---------- Input ----------
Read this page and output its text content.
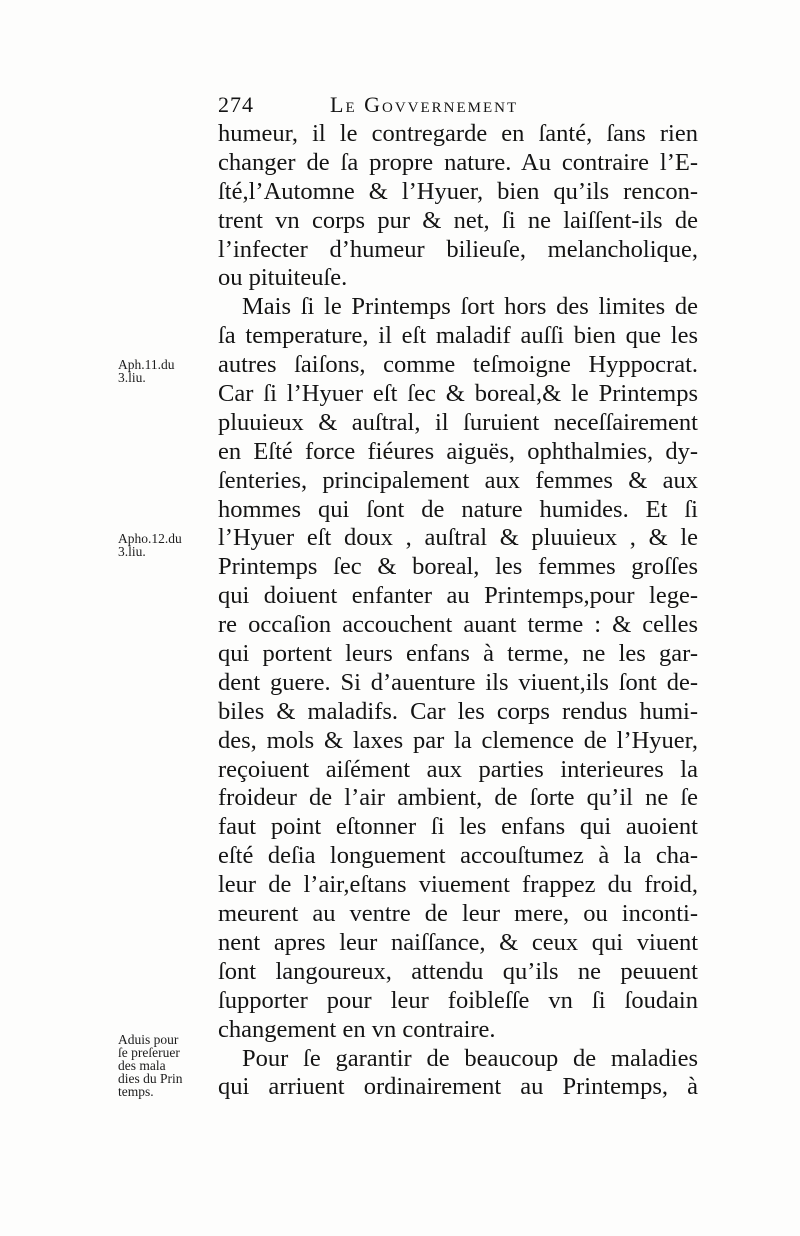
274	Le Govvernement
humeur, il le contregarde en ſanté, ſans rien
changer de ſa propre nature. Au contraire l’E-
ſté,l’Automne & l’Hyuer, bien qu’ils rencon-
trent vn corps pur & net, ſi ne laiſſent-ils de
l’infecter d’humeur bilieuſe, melancholique,
ou pituiteuſe.
Mais ſi le Printemps ſort hors des limites de
ſa temperature, il eſt maladif auſſi bien que les
autres ſaiſons, comme teſmoigne Hyppocrat.
Car ſi l’Hyuer eſt ſec & boreal,& le Printemps
pluuieux & auſtral, il ſuruient neceſſairement
en Eſté force fiéures aiguës, ophthalmies, dy-
ſenteries, principalement aux femmes & aux
hommes qui ſont de nature humides. Et ſi
l’Hyuer eſt doux , auſtral & pluuieux , & le
Printemps ſec & boreal, les femmes groſſes
qui doiuent enfanter au Printemps,pour lege-
re occaſion accouchent auant terme : & celles
qui portent leurs enfans à terme, ne les gar-
dent guere. Si d’auenture ils viuent,ils ſont de-
biles & maladifs. Car les corps rendus humi-
des, mols & laxes par la clemence de l’Hyuer,
reçoiuent aiſément aux parties interieures la
froideur de l’air ambient, de ſorte qu’il ne ſe
faut point eſtonner ſi les enfans qui auoient
eſté deſia longuement accouſtumez à la cha-
leur de l’air,eſtans viuement frappez du froid,
meurent au ventre de leur mere, ou inconti-
nent apres leur naiſſance, & ceux qui viuent
ſont langoureux, attendu qu’ils ne peuuent
ſupporter pour leur foibleſſe vn ſi ſoudain
changement en vn contraire.
Pour ſe garantir de beaucoup de maladies
qui arriuent ordinairement au Printemps, à
Aph.11.du
3.liu.
Apho.12.du
3.liu.
Aduis pour
ſe preſeruer
des mala
dies du Prin
temps.
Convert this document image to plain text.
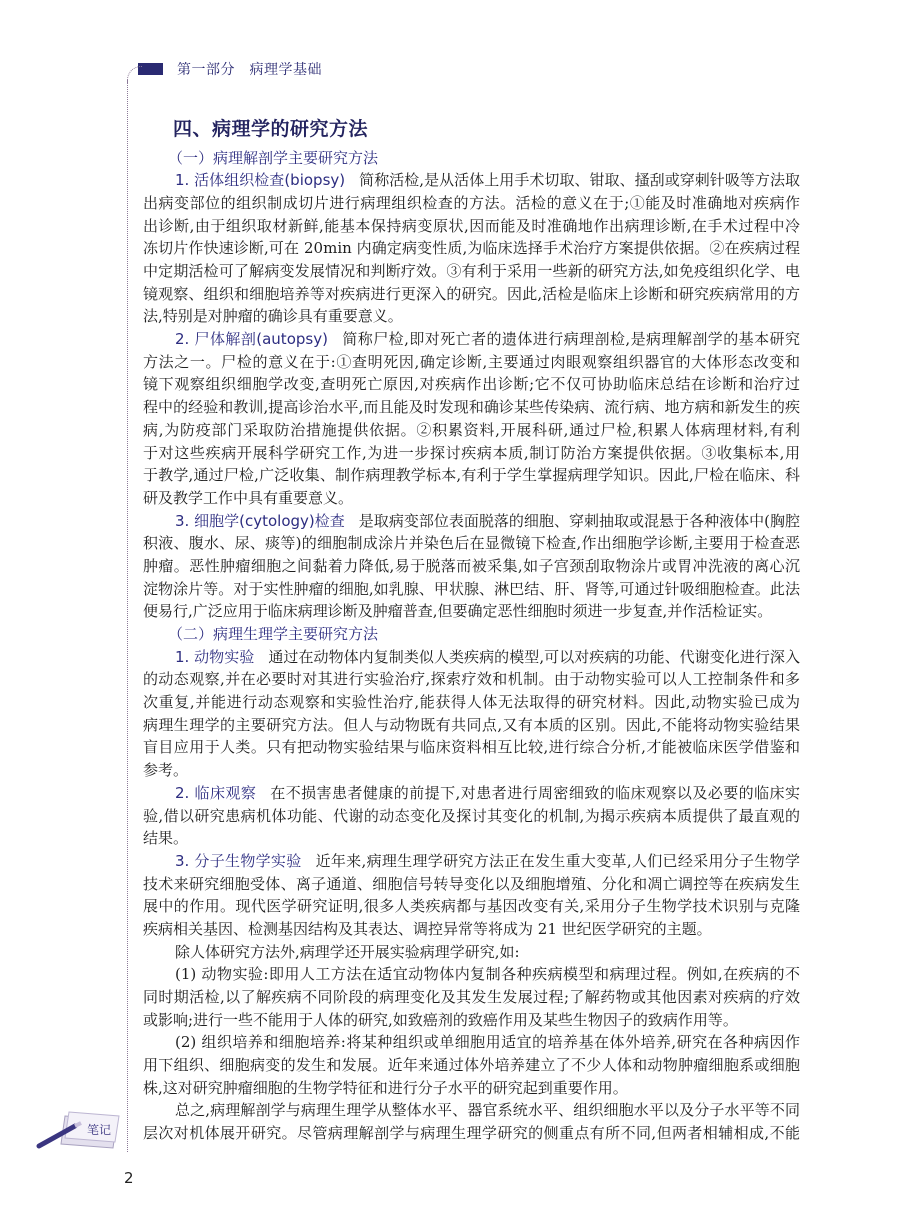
第一部分　病理学基础
四、病理学的研究方法
（一）病理解剖学主要研究方法
1. 活体组织检查(biopsy) 简称活检,是从活体上用手术切取、钳取、搔刮或穿刺针吸等方法取
出病变部位的组织制成切片进行病理组织检查的方法。活检的意义在于;①能及时准确地对疾病作
出诊断,由于组织取材新鲜,能基本保持病变原状,因而能及时准确地作出病理诊断,在手术过程中冷
冻切片作快速诊断,可在 20min 内确定病变性质,为临床选择手术治疗方案提供依据。②在疾病过程
中定期活检可了解病变发展情况和判断疗效。③有利于采用一些新的研究方法,如免疫组织化学、电
镜观察、组织和细胞培养等对疾病进行更深入的研究。因此,活检是临床上诊断和研究疾病常用的方
法,特别是对肿瘤的确诊具有重要意义。
2. 尸体解剖(autopsy) 简称尸检,即对死亡者的遗体进行病理剖检,是病理解剖学的基本研究
方法之一。尸检的意义在于:①查明死因,确定诊断,主要通过肉眼观察组织器官的大体形态改变和
镜下观察组织细胞学改变,查明死亡原因,对疾病作出诊断;它不仅可协助临床总结在诊断和治疗过
程中的经验和教训,提高诊治水平,而且能及时发现和确诊某些传染病、流行病、地方病和新发生的疾
病,为防疫部门采取防治措施提供依据。②积累资料,开展科研,通过尸检,积累人体病理材料,有利
于对这些疾病开展科学研究工作,为进一步探讨疾病本质,制订防治方案提供依据。③收集标本,用
于教学,通过尸检,广泛收集、制作病理教学标本,有利于学生掌握病理学知识。因此,尸检在临床、科
研及教学工作中具有重要意义。
3. 细胞学(cytology)检查 是取病变部位表面脱落的细胞、穿刺抽取或混悬于各种液体中(胸腔
积液、腹水、尿、痰等)的细胞制成涂片并染色后在显微镜下检查,作出细胞学诊断,主要用于检查恶
肿瘤。恶性肿瘤细胞之间黏着力降低,易于脱落而被采集,如子宫颈刮取物涂片或胃冲洗液的离心沉
淀物涂片等。对于实性肿瘤的细胞,如乳腺、甲状腺、淋巴结、肝、肾等,可通过针吸细胞检查。此法
便易行,广泛应用于临床病理诊断及肿瘤普查,但要确定恶性细胞时须进一步复查,并作活检证实。
（二）病理生理学主要研究方法
1. 动物实验 通过在动物体内复制类似人类疾病的模型,可以对疾病的功能、代谢变化进行深入
的动态观察,并在必要时对其进行实验治疗,探索疗效和机制。由于动物实验可以人工控制条件和多
次重复,并能进行动态观察和实验性治疗,能获得人体无法取得的研究材料。因此,动物实验已成为
病理生理学的主要研究方法。但人与动物既有共同点,又有本质的区别。因此,不能将动物实验结果
盲目应用于人类。只有把动物实验结果与临床资料相互比较,进行综合分析,才能被临床医学借鉴和
参考。
2. 临床观察 在不损害患者健康的前提下,对患者进行周密细致的临床观察以及必要的临床实
验,借以研究患病机体功能、代谢的动态变化及探讨其变化的机制,为揭示疾病本质提供了最直观的
结果。
3. 分子生物学实验 近年来,病理生理学研究方法正在发生重大变革,人们已经采用分子生物学
技术来研究细胞受体、离子通道、细胞信号转导变化以及细胞增殖、分化和凋亡调控等在疾病发生
展中的作用。现代医学研究证明,很多人类疾病都与基因改变有关,采用分子生物学技术识别与克隆
疾病相关基因、检测基因结构及其表达、调控异常等将成为 21 世纪医学研究的主题。
除人体研究方法外,病理学还开展实验病理学研究,如:
(1) 动物实验:即用人工方法在适宜动物体内复制各种疾病模型和病理过程。例如,在疾病的不
同时期活检,以了解疾病不同阶段的病理变化及其发生发展过程;了解药物或其他因素对疾病的疗效
或影响;进行一些不能用于人体的研究,如致癌剂的致癌作用及某些生物因子的致病作用等。
(2) 组织培养和细胞培养:将某种组织或单细胞用适宜的培养基在体外培养,研究在各种病因作
用下组织、细胞病变的发生和发展。近年来通过体外培养建立了不少人体和动物肿瘤细胞系或细胞
株,这对研究肿瘤细胞的生物学特征和进行分子水平的研究起到重要作用。
总之,病理解剖学与病理生理学从整体水平、器官系统水平、组织细胞水平以及分子水平等不同
层次对机体展开研究。尽管病理解剖学与病理生理学研究的侧重点有所不同,但两者相辅相成,不能
笔记
2
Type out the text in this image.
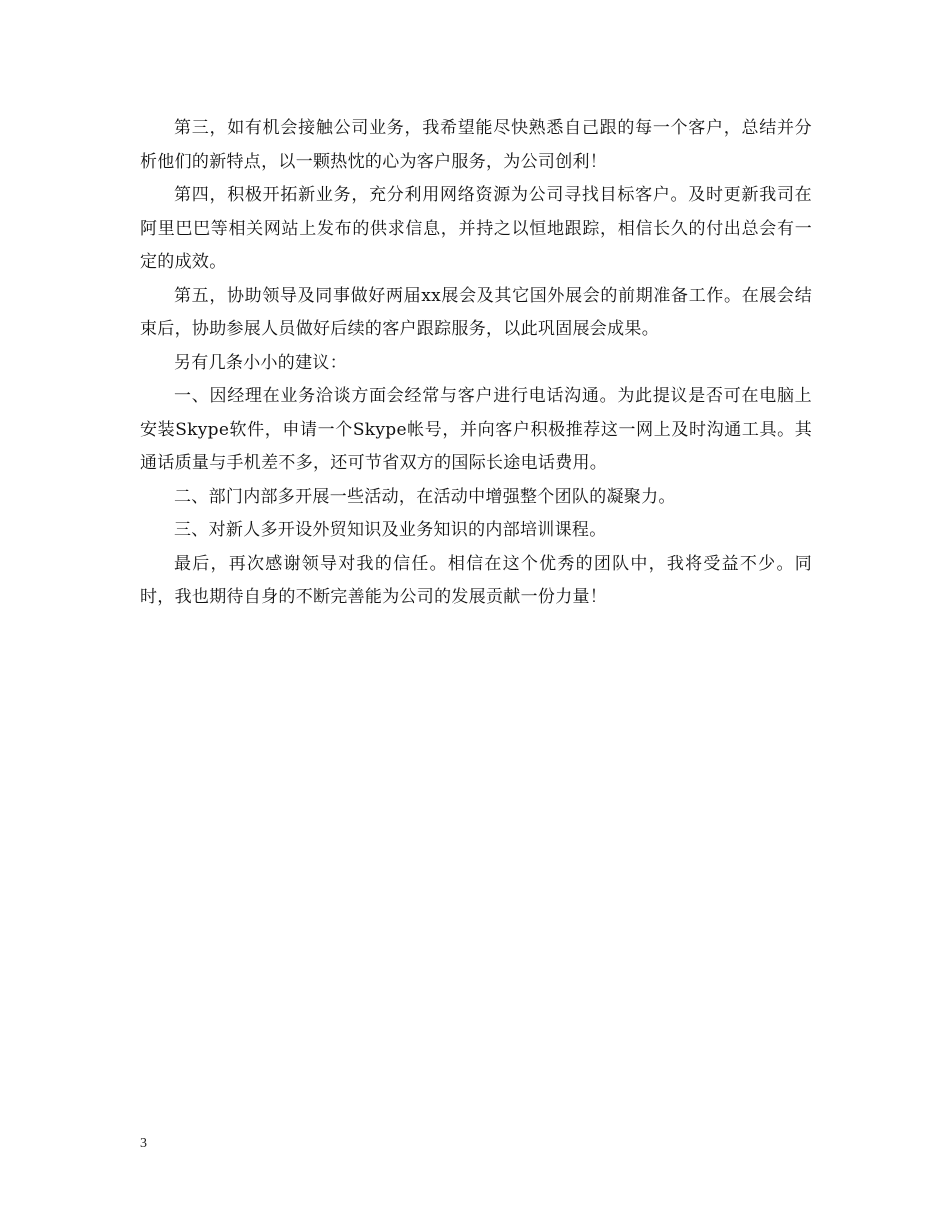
第三，如有机会接触公司业务，我希望能尽快熟悉自己跟的每一个客户，总结并分析他们的新特点，以一颗热忱的心为客户服务，为公司创利！

第四，积极开拓新业务，充分利用网络资源为公司寻找目标客户。及时更新我司在阿里巴巴等相关网站上发布的供求信息，并持之以恒地跟踪，相信长久的付出总会有一定的成效。

第五，协助领导及同事做好两届xx展会及其它国外展会的前期准备工作。在展会结束后，协助参展人员做好后续的客户跟踪服务，以此巩固展会成果。

另有几条小小的建议：

一、因经理在业务洽谈方面会经常与客户进行电话沟通。为此提议是否可在电脑上安装Skype软件，申请一个Skype帐号，并向客户积极推荐这一网上及时沟通工具。其通话质量与手机差不多，还可节省双方的国际长途电话费用。

二、部门内部多开展一些活动，在活动中增强整个团队的凝聚力。

三、对新人多开设外贸知识及业务知识的内部培训课程。

最后，再次感谢领导对我的信任。相信在这个优秀的团队中，我将受益不少。同时，我也期待自身的不断完善能为公司的发展贡献一份力量！

3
----------
Exercise directions
Reproduce exactly and only the lines from the one with "Type out the text in this image." through the last entry, both included, excluding every picture.

Right answer
Type out the text in this image.
第三，如有机会接触公司业务，我希望能尽快熟悉自己跟的每一个客户，总结并分析他们的新特点，以一颗热忱的心为客户服务，为公司创利！

第四，积极开拓新业务，充分利用网络资源为公司寻找目标客户。及时更新我司在阿里巴巴等相关网站上发布的供求信息，并持之以恒地跟踪，相信长久的付出总会有一定的成效。

第五，协助领导及同事做好两届xx展会及其它国外展会的前期准备工作。在展会结束后，协助参展人员做好后续的客户跟踪服务，以此巩固展会成果。

另有几条小小的建议：

一、因经理在业务洽谈方面会经常与客户进行电话沟通。为此提议是否可在电脑上安装Skype软件，申请一个Skype帐号，并向客户积极推荐这一网上及时沟通工具。其通话质量与手机差不多，还可节省双方的国际长途电话费用。

二、部门内部多开展一些活动，在活动中增强整个团队的凝聚力。

三、对新人多开设外贸知识及业务知识的内部培训课程。

最后，再次感谢领导对我的信任。相信在这个优秀的团队中，我将受益不少。同时，我也期待自身的不断完善能为公司的发展贡献一份力量！

3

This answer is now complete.